-- start Records supplied --

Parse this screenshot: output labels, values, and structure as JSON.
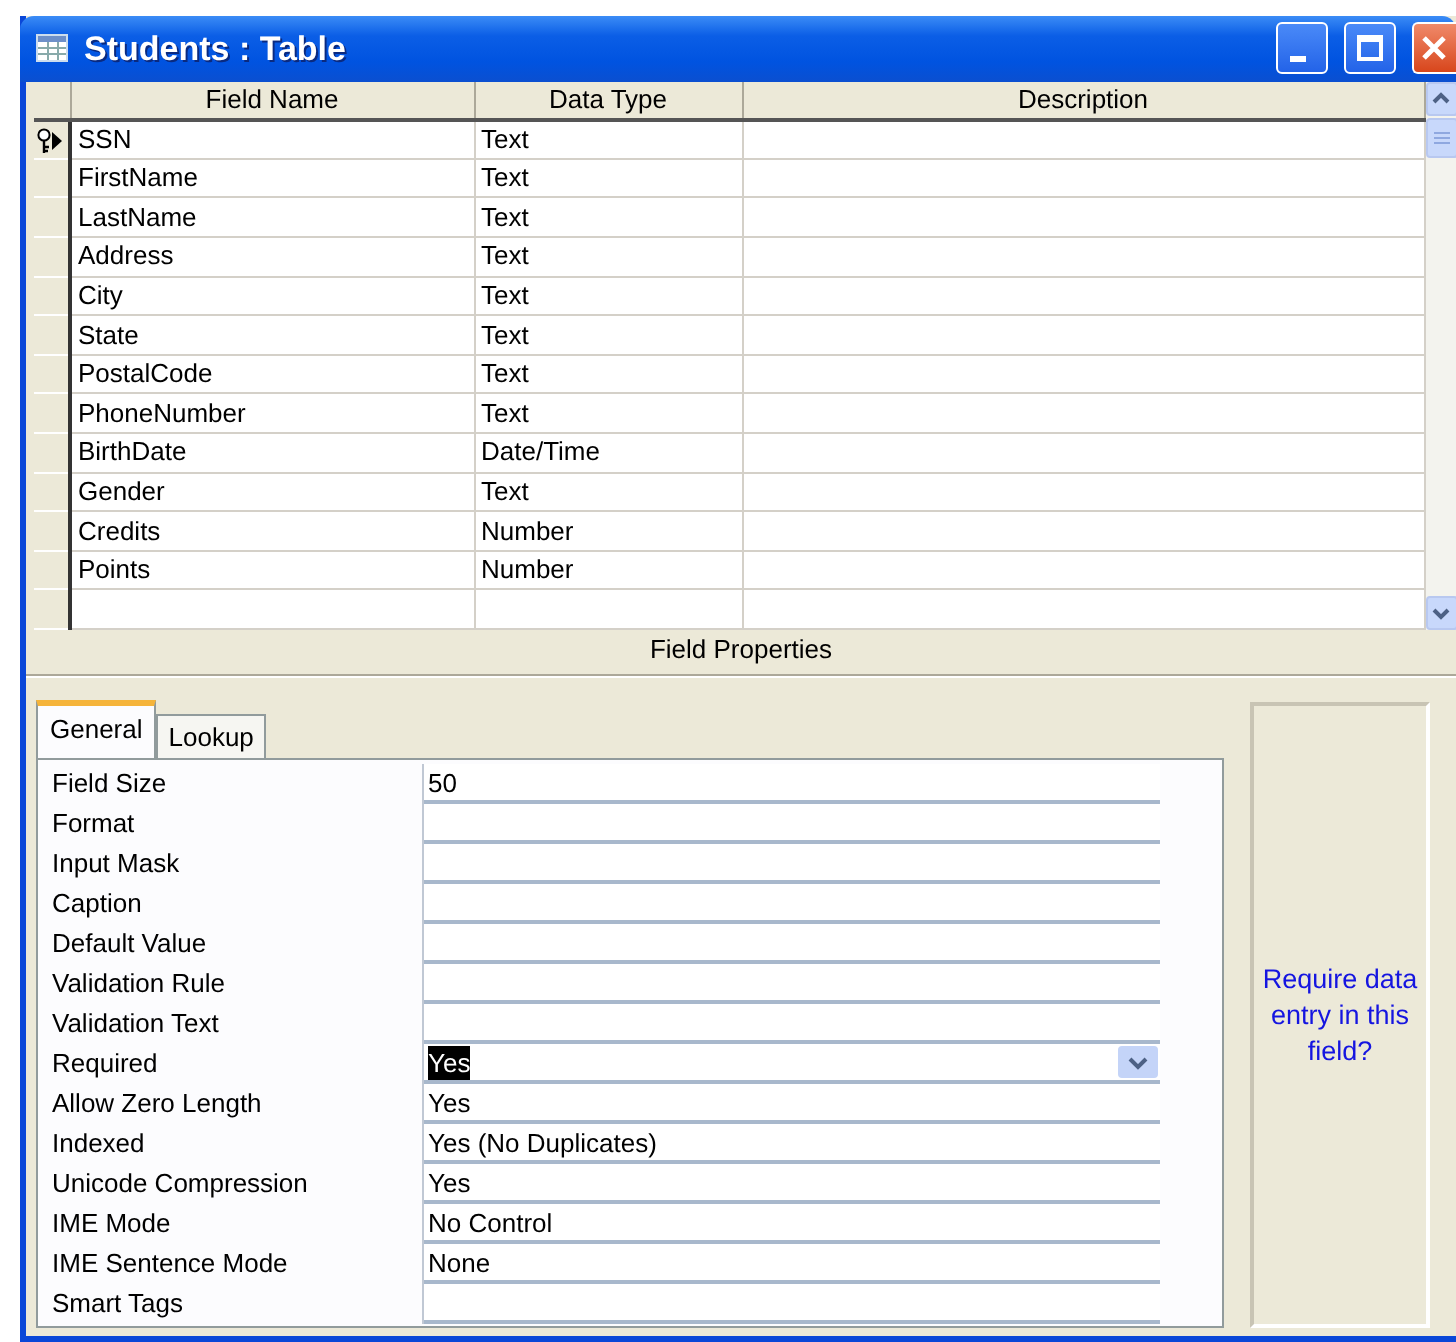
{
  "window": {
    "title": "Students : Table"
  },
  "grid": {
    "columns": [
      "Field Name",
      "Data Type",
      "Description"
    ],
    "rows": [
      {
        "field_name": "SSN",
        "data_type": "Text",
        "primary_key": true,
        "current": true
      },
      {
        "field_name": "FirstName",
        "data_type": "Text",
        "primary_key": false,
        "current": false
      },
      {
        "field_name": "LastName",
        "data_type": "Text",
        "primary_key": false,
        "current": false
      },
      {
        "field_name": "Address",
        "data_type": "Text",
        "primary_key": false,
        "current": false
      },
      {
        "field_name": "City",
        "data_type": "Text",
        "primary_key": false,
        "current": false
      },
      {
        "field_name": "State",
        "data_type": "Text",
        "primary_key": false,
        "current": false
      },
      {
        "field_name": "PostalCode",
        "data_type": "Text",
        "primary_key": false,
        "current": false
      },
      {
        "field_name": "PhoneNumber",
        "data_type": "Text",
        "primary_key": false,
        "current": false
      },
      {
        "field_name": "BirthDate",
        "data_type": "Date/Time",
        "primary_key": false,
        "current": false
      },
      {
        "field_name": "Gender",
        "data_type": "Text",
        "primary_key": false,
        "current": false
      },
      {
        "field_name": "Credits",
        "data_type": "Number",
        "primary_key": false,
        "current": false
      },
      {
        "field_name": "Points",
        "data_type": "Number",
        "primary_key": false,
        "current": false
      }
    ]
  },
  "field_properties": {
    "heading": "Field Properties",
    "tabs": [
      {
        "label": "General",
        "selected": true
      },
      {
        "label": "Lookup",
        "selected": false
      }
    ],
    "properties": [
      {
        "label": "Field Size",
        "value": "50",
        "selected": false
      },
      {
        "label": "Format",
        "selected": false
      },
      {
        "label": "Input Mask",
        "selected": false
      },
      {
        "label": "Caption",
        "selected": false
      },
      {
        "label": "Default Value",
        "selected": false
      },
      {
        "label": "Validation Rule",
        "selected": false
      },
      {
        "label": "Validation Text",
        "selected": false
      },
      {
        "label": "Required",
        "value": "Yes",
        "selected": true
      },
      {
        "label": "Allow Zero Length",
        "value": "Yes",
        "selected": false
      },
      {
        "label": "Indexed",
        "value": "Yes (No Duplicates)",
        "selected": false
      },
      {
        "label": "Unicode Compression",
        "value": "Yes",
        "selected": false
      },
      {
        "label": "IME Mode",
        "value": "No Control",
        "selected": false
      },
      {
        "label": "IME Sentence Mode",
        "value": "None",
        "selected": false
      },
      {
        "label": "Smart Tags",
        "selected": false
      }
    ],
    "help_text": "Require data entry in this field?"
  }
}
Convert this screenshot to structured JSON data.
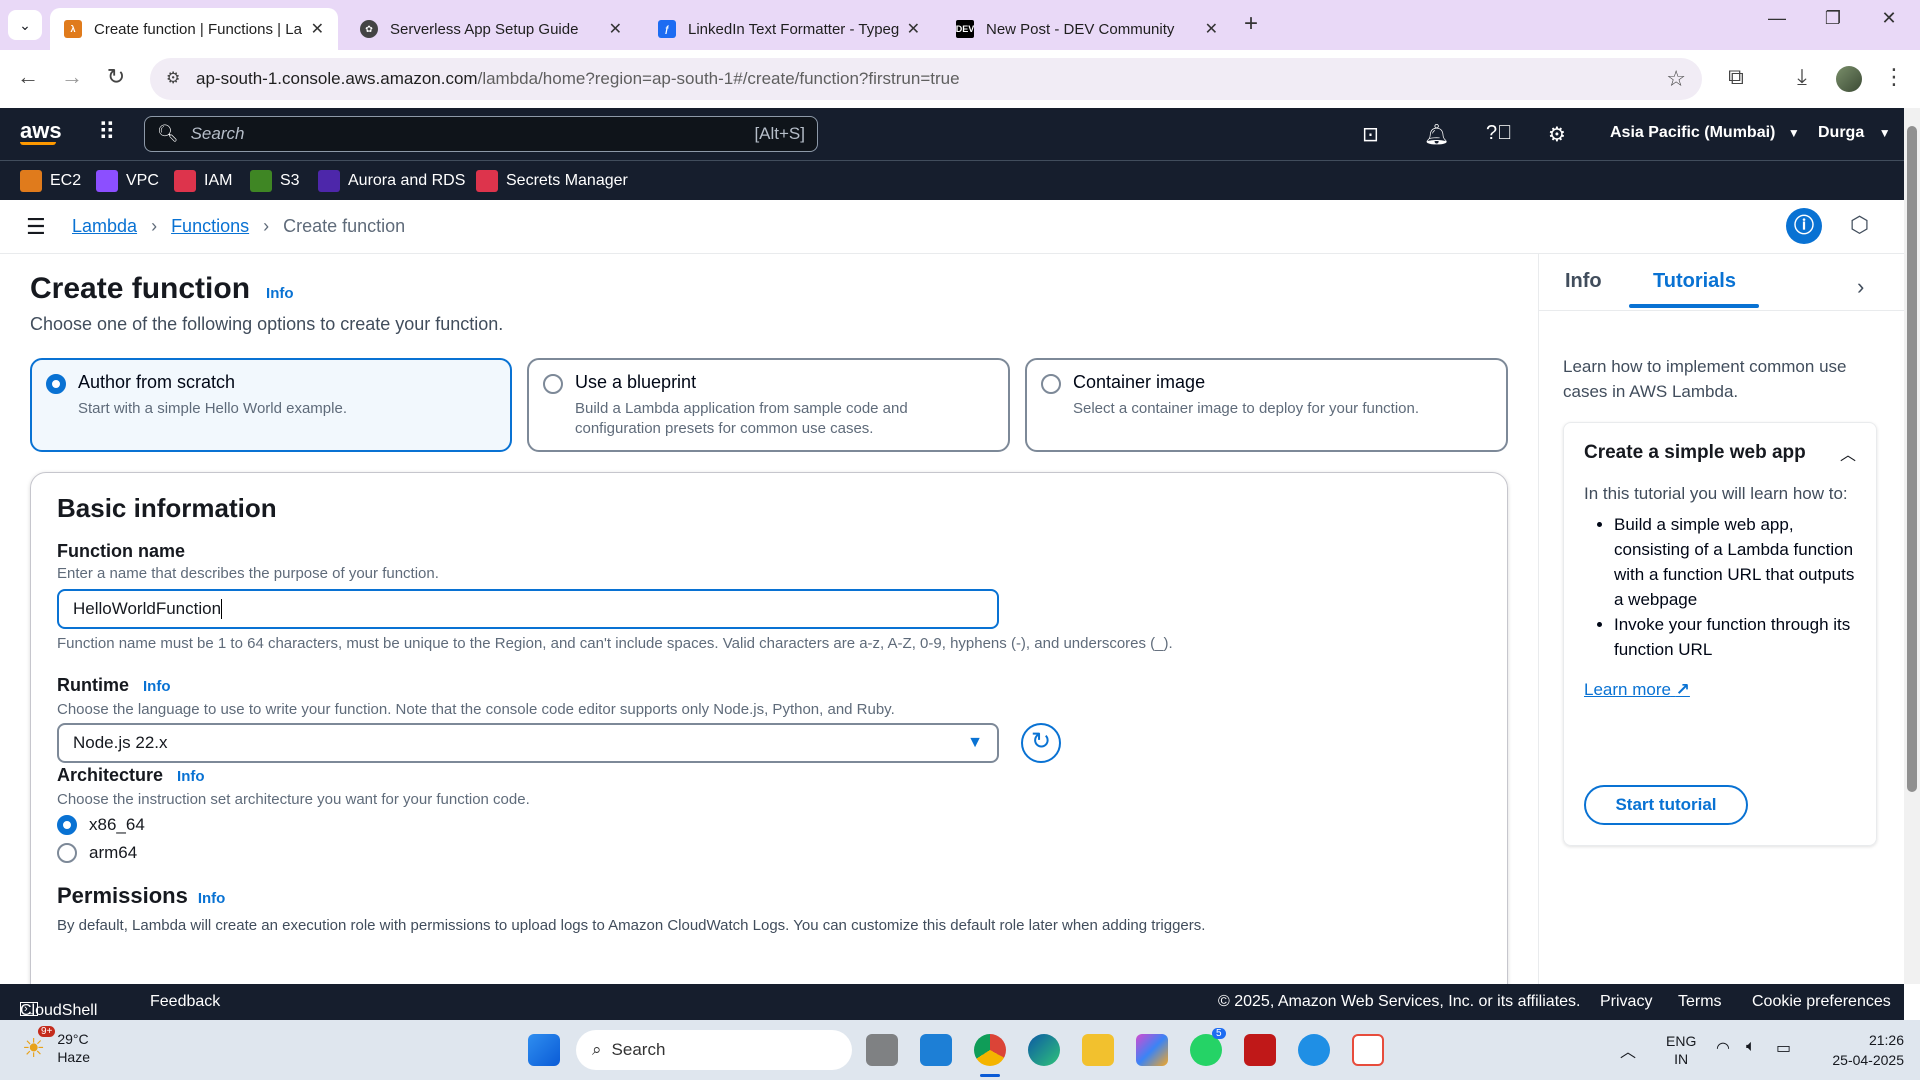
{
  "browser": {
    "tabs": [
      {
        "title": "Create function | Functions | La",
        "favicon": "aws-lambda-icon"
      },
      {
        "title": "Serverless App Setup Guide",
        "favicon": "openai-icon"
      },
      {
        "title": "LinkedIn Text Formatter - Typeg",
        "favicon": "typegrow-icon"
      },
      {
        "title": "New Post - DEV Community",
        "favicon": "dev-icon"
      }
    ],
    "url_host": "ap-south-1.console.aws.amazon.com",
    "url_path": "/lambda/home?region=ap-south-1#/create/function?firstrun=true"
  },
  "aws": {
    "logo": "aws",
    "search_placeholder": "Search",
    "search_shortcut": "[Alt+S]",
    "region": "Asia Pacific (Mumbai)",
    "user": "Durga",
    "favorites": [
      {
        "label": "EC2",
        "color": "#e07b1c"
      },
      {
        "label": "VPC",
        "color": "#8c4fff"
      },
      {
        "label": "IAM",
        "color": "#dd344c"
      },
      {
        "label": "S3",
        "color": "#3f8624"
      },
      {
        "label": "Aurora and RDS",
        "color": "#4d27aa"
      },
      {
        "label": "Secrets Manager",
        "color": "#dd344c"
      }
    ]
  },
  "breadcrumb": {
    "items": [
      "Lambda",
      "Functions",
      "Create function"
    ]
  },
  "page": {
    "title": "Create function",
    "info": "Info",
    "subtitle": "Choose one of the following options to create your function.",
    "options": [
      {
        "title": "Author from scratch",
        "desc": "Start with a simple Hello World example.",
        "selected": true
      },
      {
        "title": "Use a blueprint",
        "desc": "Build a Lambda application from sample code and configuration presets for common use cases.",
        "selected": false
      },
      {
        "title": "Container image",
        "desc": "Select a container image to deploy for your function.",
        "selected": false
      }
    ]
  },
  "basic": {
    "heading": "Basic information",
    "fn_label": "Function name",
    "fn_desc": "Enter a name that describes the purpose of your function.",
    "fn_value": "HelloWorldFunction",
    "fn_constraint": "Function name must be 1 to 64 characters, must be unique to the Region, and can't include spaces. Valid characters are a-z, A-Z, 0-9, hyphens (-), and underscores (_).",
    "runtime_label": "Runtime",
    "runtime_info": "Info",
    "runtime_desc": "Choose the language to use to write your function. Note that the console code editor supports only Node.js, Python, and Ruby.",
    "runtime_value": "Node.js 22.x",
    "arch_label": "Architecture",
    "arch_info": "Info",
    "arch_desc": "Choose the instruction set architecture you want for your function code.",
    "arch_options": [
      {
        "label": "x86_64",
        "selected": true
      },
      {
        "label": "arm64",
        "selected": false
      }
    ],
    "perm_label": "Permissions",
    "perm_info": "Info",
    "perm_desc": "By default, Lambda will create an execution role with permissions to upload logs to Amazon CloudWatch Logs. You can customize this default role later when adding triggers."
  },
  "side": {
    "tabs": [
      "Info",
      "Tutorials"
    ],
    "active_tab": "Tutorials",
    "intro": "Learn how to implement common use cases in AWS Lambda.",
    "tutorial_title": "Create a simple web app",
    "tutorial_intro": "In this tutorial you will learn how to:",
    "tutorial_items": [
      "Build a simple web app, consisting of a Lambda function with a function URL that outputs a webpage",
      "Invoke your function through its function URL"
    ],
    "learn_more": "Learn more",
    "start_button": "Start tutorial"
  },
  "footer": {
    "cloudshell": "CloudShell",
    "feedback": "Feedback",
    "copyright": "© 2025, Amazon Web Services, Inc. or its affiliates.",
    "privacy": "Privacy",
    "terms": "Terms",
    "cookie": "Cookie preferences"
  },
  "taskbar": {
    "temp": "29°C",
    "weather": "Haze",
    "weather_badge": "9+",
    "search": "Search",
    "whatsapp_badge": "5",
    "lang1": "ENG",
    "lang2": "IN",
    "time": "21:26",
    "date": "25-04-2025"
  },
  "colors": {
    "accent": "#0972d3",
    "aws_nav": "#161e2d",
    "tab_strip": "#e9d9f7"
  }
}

-- end Records supplied --

# Your instructions
Could you reproduce every record above exactly, leaving out the pictures?

# Response
Parse this screenshot: output labels, values, and structure as JSON.
{
  "window": {
    "title": "Students : Table"
  },
  "grid": {
    "columns": [
      "Field Name",
      "Data Type",
      "Description"
    ],
    "rows": [
      {
        "field_name": "SSN",
        "data_type": "Text",
        "primary_key": true,
        "current": true
      },
      {
        "field_name": "FirstName",
        "data_type": "Text",
        "primary_key": false,
        "current": false
      },
      {
        "field_name": "LastName",
        "data_type": "Text",
        "primary_key": false,
        "current": false
      },
      {
        "field_name": "Address",
        "data_type": "Text",
        "primary_key": false,
        "current": false
      },
      {
        "field_name": "City",
        "data_type": "Text",
        "primary_key": false,
        "current": false
      },
      {
        "field_name": "State",
        "data_type": "Text",
        "primary_key": false,
        "current": false
      },
      {
        "field_name": "PostalCode",
        "data_type": "Text",
        "primary_key": false,
        "current": false
      },
      {
        "field_name": "PhoneNumber",
        "data_type": "Text",
        "primary_key": false,
        "current": false
      },
      {
        "field_name": "BirthDate",
        "data_type": "Date/Time",
        "primary_key": false,
        "current": false
      },
      {
        "field_name": "Gender",
        "data_type": "Text",
        "primary_key": false,
        "current": false
      },
      {
        "field_name": "Credits",
        "data_type": "Number",
        "primary_key": false,
        "current": false
      },
      {
        "field_name": "Points",
        "data_type": "Number",
        "primary_key": false,
        "current": false
      }
    ]
  },
  "field_properties": {
    "heading": "Field Properties",
    "tabs": [
      {
        "label": "General",
        "selected": true
      },
      {
        "label": "Lookup",
        "selected": false
      }
    ],
    "properties": [
      {
        "label": "Field Size",
        "value": "50",
        "selected": false
      },
      {
        "label": "Format",
        "selected": false
      },
      {
        "label": "Input Mask",
        "selected": false
      },
      {
        "label": "Caption",
        "selected": false
      },
      {
        "label": "Default Value",
        "selected": false
      },
      {
        "label": "Validation Rule",
        "selected": false
      },
      {
        "label": "Validation Text",
        "selected": false
      },
      {
        "label": "Required",
        "value": "Yes",
        "selected": true
      },
      {
        "label": "Allow Zero Length",
        "value": "Yes",
        "selected": false
      },
      {
        "label": "Indexed",
        "value": "Yes (No Duplicates)",
        "selected": false
      },
      {
        "label": "Unicode Compression",
        "value": "Yes",
        "selected": false
      },
      {
        "label": "IME Mode",
        "value": "No Control",
        "selected": false
      },
      {
        "label": "IME Sentence Mode",
        "value": "None",
        "selected": false
      },
      {
        "label": "Smart Tags",
        "selected": false
      }
    ],
    "help_text": "Require data entry in this field?"
  }
}
Convert this screenshot to structured JSON data.
{
  "browser": {
    "tabs": [
      {
        "title": "Create function | Functions | La",
        "favicon": "aws-lambda-icon"
      },
      {
        "title": "Serverless App Setup Guide",
        "favicon": "openai-icon"
      },
      {
        "title": "LinkedIn Text Formatter - Typeg",
        "favicon": "typegrow-icon"
      },
      {
        "title": "New Post - DEV Community",
        "favicon": "dev-icon"
      }
    ],
    "url_host": "ap-south-1.console.aws.amazon.com",
    "url_path": "/lambda/home?region=ap-south-1#/create/function?firstrun=true"
  },
  "aws": {
    "logo": "aws",
    "search_placeholder": "Search",
    "search_shortcut": "[Alt+S]",
    "region": "Asia Pacific (Mumbai)",
    "user": "Durga",
    "favorites": [
      {
        "label": "EC2",
        "color": "#e07b1c"
      },
      {
        "label": "VPC",
        "color": "#8c4fff"
      },
      {
        "label": "IAM",
        "color": "#dd344c"
      },
      {
        "label": "S3",
        "color": "#3f8624"
      },
      {
        "label": "Aurora and RDS",
        "color": "#4d27aa"
      },
      {
        "label": "Secrets Manager",
        "color": "#dd344c"
      }
    ]
  },
  "breadcrumb": {
    "items": [
      "Lambda",
      "Functions",
      "Create function"
    ]
  },
  "page": {
    "title": "Create function",
    "info": "Info",
    "subtitle": "Choose one of the following options to create your function.",
    "options": [
      {
        "title": "Author from scratch",
        "desc": "Start with a simple Hello World example.",
        "selected": true
      },
      {
        "title": "Use a blueprint",
        "desc": "Build a Lambda application from sample code and configuration presets for common use cases.",
        "selected": false
      },
      {
        "title": "Container image",
        "desc": "Select a container image to deploy for your function.",
        "selected": false
      }
    ]
  },
  "basic": {
    "heading": "Basic information",
    "fn_label": "Function name",
    "fn_desc": "Enter a name that describes the purpose of your function.",
    "fn_value": "HelloWorldFunction",
    "fn_constraint": "Function name must be 1 to 64 characters, must be unique to the Region, and can't include spaces. Valid characters are a-z, A-Z, 0-9, hyphens (-), and underscores (_).",
    "runtime_label": "Runtime",
    "runtime_info": "Info",
    "runtime_desc": "Choose the language to use to write your function. Note that the console code editor supports only Node.js, Python, and Ruby.",
    "runtime_value": "Node.js 22.x",
    "arch_label": "Architecture",
    "arch_info": "Info",
    "arch_desc": "Choose the instruction set architecture you want for your function code.",
    "arch_options": [
      {
        "label": "x86_64",
        "selected": true
      },
      {
        "label": "arm64",
        "selected": false
      }
    ],
    "perm_label": "Permissions",
    "perm_info": "Info",
    "perm_desc": "By default, Lambda will create an execution role with permissions to upload logs to Amazon CloudWatch Logs. You can customize this default role later when adding triggers."
  },
  "side": {
    "tabs": [
      "Info",
      "Tutorials"
    ],
    "active_tab": "Tutorials",
    "intro": "Learn how to implement common use cases in AWS Lambda.",
    "tutorial_title": "Create a simple web app",
    "tutorial_intro": "In this tutorial you will learn how to:",
    "tutorial_items": [
      "Build a simple web app, consisting of a Lambda function with a function URL that outputs a webpage",
      "Invoke your function through its function URL"
    ],
    "learn_more": "Learn more",
    "start_button": "Start tutorial"
  },
  "footer": {
    "cloudshell": "CloudShell",
    "feedback": "Feedback",
    "copyright": "© 2025, Amazon Web Services, Inc. or its affiliates.",
    "privacy": "Privacy",
    "terms": "Terms",
    "cookie": "Cookie preferences"
  },
  "taskbar": {
    "temp": "29°C",
    "weather": "Haze",
    "weather_badge": "9+",
    "search": "Search",
    "whatsapp_badge": "5",
    "lang1": "ENG",
    "lang2": "IN",
    "time": "21:26",
    "date": "25-04-2025"
  },
  "colors": {
    "accent": "#0972d3",
    "aws_nav": "#161e2d",
    "tab_strip": "#e9d9f7"
  }
}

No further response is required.